Skip the images and return the records below exactly.

* begin Given records *

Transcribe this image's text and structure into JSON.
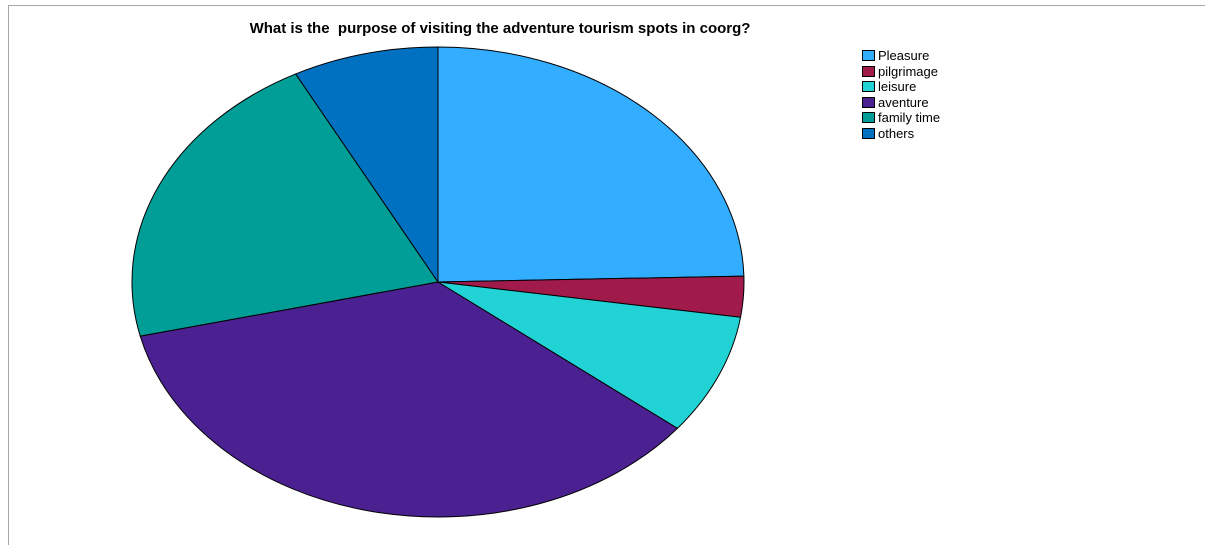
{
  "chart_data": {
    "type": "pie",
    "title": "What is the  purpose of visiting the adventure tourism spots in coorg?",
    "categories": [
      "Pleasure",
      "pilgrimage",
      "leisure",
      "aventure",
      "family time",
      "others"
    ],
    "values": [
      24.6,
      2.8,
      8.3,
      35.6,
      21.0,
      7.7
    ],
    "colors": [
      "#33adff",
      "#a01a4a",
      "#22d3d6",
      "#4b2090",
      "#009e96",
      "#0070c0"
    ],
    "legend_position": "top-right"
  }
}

* end Given records *

Worked answer:
Transcribe this image's text and structure into JSON.
{
  "chart_data": {
    "type": "pie",
    "title": "What is the  purpose of visiting the adventure tourism spots in coorg?",
    "categories": [
      "Pleasure",
      "pilgrimage",
      "leisure",
      "aventure",
      "family time",
      "others"
    ],
    "values": [
      24.6,
      2.8,
      8.3,
      35.6,
      21.0,
      7.7
    ],
    "colors": [
      "#33adff",
      "#a01a4a",
      "#22d3d6",
      "#4b2090",
      "#009e96",
      "#0070c0"
    ],
    "legend_position": "top-right"
  }
}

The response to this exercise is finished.